Omit the images, then print each record below exactly as it reads.

Figure record listings
· · · · · · ·
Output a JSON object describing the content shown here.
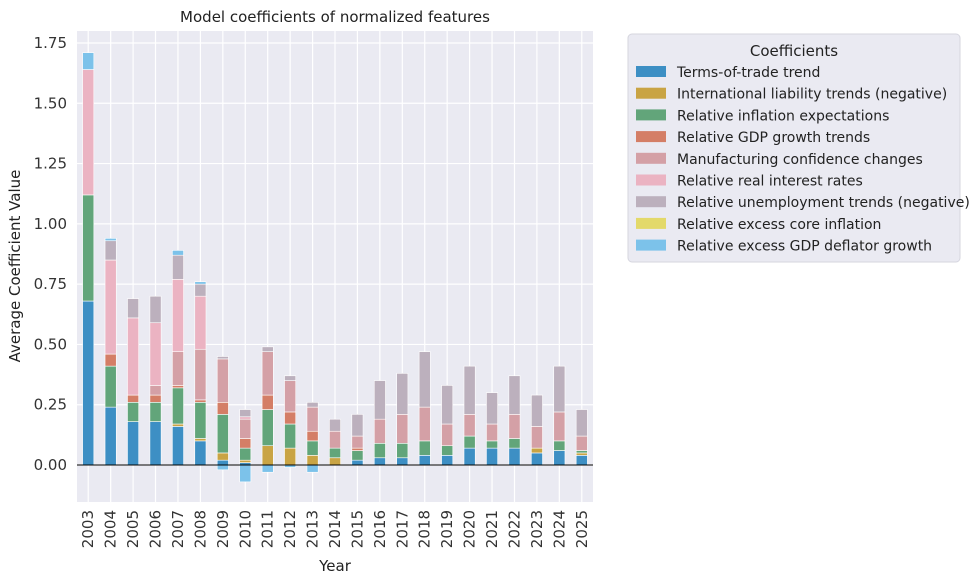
{
  "chart_data": {
    "type": "bar",
    "stacked": true,
    "title": "Model coefficients of normalized features",
    "xlabel": "Year",
    "ylabel": "Average Coefficient Value",
    "ylim": [
      -0.15,
      1.8
    ],
    "yticks": [
      "0.00",
      "0.25",
      "0.50",
      "0.75",
      "1.00",
      "1.25",
      "1.50",
      "1.75"
    ],
    "grid": true,
    "legend_title": "Coefficients",
    "legend_position": "outside-right",
    "categories": [
      "2003",
      "2004",
      "2005",
      "2006",
      "2007",
      "2008",
      "2009",
      "2010",
      "2011",
      "2012",
      "2013",
      "2014",
      "2015",
      "2016",
      "2017",
      "2018",
      "2019",
      "2020",
      "2021",
      "2022",
      "2023",
      "2024",
      "2025"
    ],
    "series": [
      {
        "name": "Terms-of-trade trend",
        "color": "#3d8fc4",
        "values": [
          0.68,
          0.24,
          0.18,
          0.18,
          0.16,
          0.1,
          0.02,
          0.01,
          0.0,
          0.0,
          0.0,
          0.0,
          0.02,
          0.03,
          0.03,
          0.04,
          0.04,
          0.07,
          0.07,
          0.07,
          0.05,
          0.06,
          0.04
        ]
      },
      {
        "name": "International liability trends (negative)",
        "color": "#c9a444",
        "values": [
          0.0,
          0.0,
          0.0,
          0.0,
          0.01,
          0.01,
          0.03,
          0.01,
          0.08,
          0.07,
          0.04,
          0.03,
          0.0,
          0.0,
          0.0,
          0.0,
          0.0,
          0.0,
          0.0,
          0.0,
          0.02,
          0.0,
          0.01
        ]
      },
      {
        "name": "Relative inflation expectations",
        "color": "#62a57a",
        "values": [
          0.44,
          0.17,
          0.08,
          0.08,
          0.15,
          0.15,
          0.16,
          0.05,
          0.15,
          0.1,
          0.06,
          0.04,
          0.04,
          0.06,
          0.06,
          0.06,
          0.04,
          0.05,
          0.03,
          0.04,
          0.0,
          0.04,
          0.01
        ]
      },
      {
        "name": "Relative GDP growth trends",
        "color": "#d47e66",
        "values": [
          0.0,
          0.05,
          0.03,
          0.03,
          0.01,
          0.01,
          0.05,
          0.04,
          0.06,
          0.05,
          0.04,
          0.0,
          0.01,
          0.0,
          0.0,
          0.0,
          0.0,
          0.0,
          0.0,
          0.0,
          0.0,
          0.0,
          0.0
        ]
      },
      {
        "name": "Manufacturing confidence changes",
        "color": "#d4a0a6",
        "values": [
          0.0,
          0.0,
          0.0,
          0.04,
          0.14,
          0.21,
          0.18,
          0.08,
          0.18,
          0.13,
          0.1,
          0.07,
          0.05,
          0.1,
          0.12,
          0.14,
          0.09,
          0.09,
          0.07,
          0.1,
          0.09,
          0.12,
          0.06
        ]
      },
      {
        "name": "Relative real interest rates",
        "color": "#ebb3c2",
        "values": [
          0.52,
          0.39,
          0.32,
          0.26,
          0.3,
          0.22,
          0.0,
          0.01,
          0.0,
          0.0,
          0.0,
          0.0,
          0.0,
          0.0,
          0.0,
          0.0,
          0.0,
          0.0,
          0.0,
          0.0,
          0.0,
          0.0,
          0.0
        ]
      },
      {
        "name": "Relative unemployment trends (negative)",
        "color": "#bcb0bd",
        "values": [
          0.0,
          0.08,
          0.08,
          0.11,
          0.1,
          0.05,
          0.01,
          0.03,
          0.02,
          0.02,
          0.02,
          0.05,
          0.09,
          0.16,
          0.17,
          0.23,
          0.16,
          0.2,
          0.13,
          0.16,
          0.13,
          0.19,
          0.11
        ]
      },
      {
        "name": "Relative excess core inflation",
        "color": "#e3d96a",
        "values": [
          0.0,
          0.0,
          0.0,
          0.0,
          0.0,
          0.0,
          0.0,
          0.0,
          0.0,
          0.0,
          0.0,
          0.0,
          0.0,
          0.0,
          0.0,
          0.0,
          0.0,
          0.0,
          0.0,
          0.0,
          0.0,
          0.0,
          0.0
        ]
      },
      {
        "name": "Relative excess GDP deflator growth",
        "color": "#7cc2ea",
        "values": [
          0.07,
          0.01,
          0.0,
          0.0,
          0.02,
          0.01,
          -0.02,
          -0.07,
          -0.03,
          -0.01,
          -0.03,
          0.0,
          0.0,
          0.0,
          0.0,
          0.0,
          0.0,
          0.0,
          0.0,
          0.0,
          0.0,
          0.0,
          0.0
        ]
      }
    ]
  }
}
· · · · · · ·
> Task response:
Output a JSON object describing the content shown here.
{
  "chart_data": {
    "type": "bar",
    "stacked": true,
    "title": "Model coefficients of normalized features",
    "xlabel": "Year",
    "ylabel": "Average Coefficient Value",
    "ylim": [
      -0.15,
      1.8
    ],
    "yticks": [
      "0.00",
      "0.25",
      "0.50",
      "0.75",
      "1.00",
      "1.25",
      "1.50",
      "1.75"
    ],
    "grid": true,
    "legend_title": "Coefficients",
    "legend_position": "outside-right",
    "categories": [
      "2003",
      "2004",
      "2005",
      "2006",
      "2007",
      "2008",
      "2009",
      "2010",
      "2011",
      "2012",
      "2013",
      "2014",
      "2015",
      "2016",
      "2017",
      "2018",
      "2019",
      "2020",
      "2021",
      "2022",
      "2023",
      "2024",
      "2025"
    ],
    "series": [
      {
        "name": "Terms-of-trade trend",
        "color": "#3d8fc4",
        "values": [
          0.68,
          0.24,
          0.18,
          0.18,
          0.16,
          0.1,
          0.02,
          0.01,
          0.0,
          0.0,
          0.0,
          0.0,
          0.02,
          0.03,
          0.03,
          0.04,
          0.04,
          0.07,
          0.07,
          0.07,
          0.05,
          0.06,
          0.04
        ]
      },
      {
        "name": "International liability trends (negative)",
        "color": "#c9a444",
        "values": [
          0.0,
          0.0,
          0.0,
          0.0,
          0.01,
          0.01,
          0.03,
          0.01,
          0.08,
          0.07,
          0.04,
          0.03,
          0.0,
          0.0,
          0.0,
          0.0,
          0.0,
          0.0,
          0.0,
          0.0,
          0.02,
          0.0,
          0.01
        ]
      },
      {
        "name": "Relative inflation expectations",
        "color": "#62a57a",
        "values": [
          0.44,
          0.17,
          0.08,
          0.08,
          0.15,
          0.15,
          0.16,
          0.05,
          0.15,
          0.1,
          0.06,
          0.04,
          0.04,
          0.06,
          0.06,
          0.06,
          0.04,
          0.05,
          0.03,
          0.04,
          0.0,
          0.04,
          0.01
        ]
      },
      {
        "name": "Relative GDP growth trends",
        "color": "#d47e66",
        "values": [
          0.0,
          0.05,
          0.03,
          0.03,
          0.01,
          0.01,
          0.05,
          0.04,
          0.06,
          0.05,
          0.04,
          0.0,
          0.01,
          0.0,
          0.0,
          0.0,
          0.0,
          0.0,
          0.0,
          0.0,
          0.0,
          0.0,
          0.0
        ]
      },
      {
        "name": "Manufacturing confidence changes",
        "color": "#d4a0a6",
        "values": [
          0.0,
          0.0,
          0.0,
          0.04,
          0.14,
          0.21,
          0.18,
          0.08,
          0.18,
          0.13,
          0.1,
          0.07,
          0.05,
          0.1,
          0.12,
          0.14,
          0.09,
          0.09,
          0.07,
          0.1,
          0.09,
          0.12,
          0.06
        ]
      },
      {
        "name": "Relative real interest rates",
        "color": "#ebb3c2",
        "values": [
          0.52,
          0.39,
          0.32,
          0.26,
          0.3,
          0.22,
          0.0,
          0.01,
          0.0,
          0.0,
          0.0,
          0.0,
          0.0,
          0.0,
          0.0,
          0.0,
          0.0,
          0.0,
          0.0,
          0.0,
          0.0,
          0.0,
          0.0
        ]
      },
      {
        "name": "Relative unemployment trends (negative)",
        "color": "#bcb0bd",
        "values": [
          0.0,
          0.08,
          0.08,
          0.11,
          0.1,
          0.05,
          0.01,
          0.03,
          0.02,
          0.02,
          0.02,
          0.05,
          0.09,
          0.16,
          0.17,
          0.23,
          0.16,
          0.2,
          0.13,
          0.16,
          0.13,
          0.19,
          0.11
        ]
      },
      {
        "name": "Relative excess core inflation",
        "color": "#e3d96a",
        "values": [
          0.0,
          0.0,
          0.0,
          0.0,
          0.0,
          0.0,
          0.0,
          0.0,
          0.0,
          0.0,
          0.0,
          0.0,
          0.0,
          0.0,
          0.0,
          0.0,
          0.0,
          0.0,
          0.0,
          0.0,
          0.0,
          0.0,
          0.0
        ]
      },
      {
        "name": "Relative excess GDP deflator growth",
        "color": "#7cc2ea",
        "values": [
          0.07,
          0.01,
          0.0,
          0.0,
          0.02,
          0.01,
          -0.02,
          -0.07,
          -0.03,
          -0.01,
          -0.03,
          0.0,
          0.0,
          0.0,
          0.0,
          0.0,
          0.0,
          0.0,
          0.0,
          0.0,
          0.0,
          0.0,
          0.0
        ]
      }
    ]
  }
}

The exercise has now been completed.